=== Dataset extract ===

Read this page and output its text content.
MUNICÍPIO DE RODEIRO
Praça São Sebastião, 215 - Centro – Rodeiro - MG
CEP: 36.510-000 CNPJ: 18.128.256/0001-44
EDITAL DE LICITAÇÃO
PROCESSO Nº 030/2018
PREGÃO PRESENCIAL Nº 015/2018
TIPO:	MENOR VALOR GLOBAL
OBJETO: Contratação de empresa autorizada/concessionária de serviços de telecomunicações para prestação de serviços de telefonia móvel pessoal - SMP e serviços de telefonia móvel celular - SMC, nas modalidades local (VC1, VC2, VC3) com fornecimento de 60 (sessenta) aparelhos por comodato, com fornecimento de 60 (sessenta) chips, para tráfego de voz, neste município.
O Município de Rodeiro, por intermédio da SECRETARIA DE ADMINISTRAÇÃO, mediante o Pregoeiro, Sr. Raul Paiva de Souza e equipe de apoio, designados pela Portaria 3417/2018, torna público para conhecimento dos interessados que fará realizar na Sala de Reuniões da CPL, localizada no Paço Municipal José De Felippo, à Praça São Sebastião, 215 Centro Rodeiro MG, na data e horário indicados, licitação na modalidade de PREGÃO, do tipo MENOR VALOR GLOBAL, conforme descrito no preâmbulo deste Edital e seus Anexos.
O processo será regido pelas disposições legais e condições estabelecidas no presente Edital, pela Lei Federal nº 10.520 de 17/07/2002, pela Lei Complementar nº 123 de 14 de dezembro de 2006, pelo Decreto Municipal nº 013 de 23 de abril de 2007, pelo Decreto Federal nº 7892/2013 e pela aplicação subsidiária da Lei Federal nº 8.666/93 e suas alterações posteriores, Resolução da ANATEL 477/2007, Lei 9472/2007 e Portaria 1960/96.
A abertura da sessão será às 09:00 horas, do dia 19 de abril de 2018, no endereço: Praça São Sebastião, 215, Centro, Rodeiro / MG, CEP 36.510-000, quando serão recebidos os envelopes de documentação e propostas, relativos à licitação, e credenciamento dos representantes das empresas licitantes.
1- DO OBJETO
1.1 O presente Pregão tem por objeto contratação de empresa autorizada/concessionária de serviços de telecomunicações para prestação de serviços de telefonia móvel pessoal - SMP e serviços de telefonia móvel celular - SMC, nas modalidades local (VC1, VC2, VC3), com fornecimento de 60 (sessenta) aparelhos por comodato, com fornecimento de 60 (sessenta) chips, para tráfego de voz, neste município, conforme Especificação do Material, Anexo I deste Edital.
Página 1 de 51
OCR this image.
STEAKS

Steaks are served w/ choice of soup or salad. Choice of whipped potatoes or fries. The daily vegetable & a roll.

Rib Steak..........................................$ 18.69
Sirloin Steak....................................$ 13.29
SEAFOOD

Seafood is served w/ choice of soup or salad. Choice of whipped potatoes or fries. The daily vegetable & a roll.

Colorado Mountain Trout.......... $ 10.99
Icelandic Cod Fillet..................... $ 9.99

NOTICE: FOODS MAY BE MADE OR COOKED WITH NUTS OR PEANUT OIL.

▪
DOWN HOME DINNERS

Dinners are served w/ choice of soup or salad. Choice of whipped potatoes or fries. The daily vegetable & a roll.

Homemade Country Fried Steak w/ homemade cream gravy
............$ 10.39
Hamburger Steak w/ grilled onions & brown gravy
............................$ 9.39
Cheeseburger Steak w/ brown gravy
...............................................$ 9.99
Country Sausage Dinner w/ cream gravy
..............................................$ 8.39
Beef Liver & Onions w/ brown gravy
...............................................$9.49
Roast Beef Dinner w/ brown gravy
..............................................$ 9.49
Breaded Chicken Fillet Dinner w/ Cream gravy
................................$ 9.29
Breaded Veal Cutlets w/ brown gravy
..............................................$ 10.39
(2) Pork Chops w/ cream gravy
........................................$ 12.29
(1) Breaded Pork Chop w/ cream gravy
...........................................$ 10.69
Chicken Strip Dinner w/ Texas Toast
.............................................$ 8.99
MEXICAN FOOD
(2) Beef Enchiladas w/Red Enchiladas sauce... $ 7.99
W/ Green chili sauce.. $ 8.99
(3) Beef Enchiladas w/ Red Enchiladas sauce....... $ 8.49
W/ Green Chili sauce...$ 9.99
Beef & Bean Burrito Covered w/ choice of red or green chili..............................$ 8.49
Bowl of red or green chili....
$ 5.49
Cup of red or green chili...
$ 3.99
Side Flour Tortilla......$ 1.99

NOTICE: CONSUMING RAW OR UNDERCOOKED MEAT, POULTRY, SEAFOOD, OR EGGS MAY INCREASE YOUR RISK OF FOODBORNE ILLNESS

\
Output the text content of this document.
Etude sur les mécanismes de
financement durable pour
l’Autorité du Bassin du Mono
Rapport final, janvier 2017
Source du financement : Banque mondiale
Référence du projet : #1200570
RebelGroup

=== What the task asks ===
Begin with the line containing "Output the text content of this document." and repeat each line exactly until the records above end.

=== Solution ===
Output the text content of this document.
Etude sur les mécanismes de
financement durable pour
l’Autorité du Bassin du Mono
Rapport final, janvier 2017
Source du financement : Banque mondiale
Référence du projet : #1200570
RebelGroup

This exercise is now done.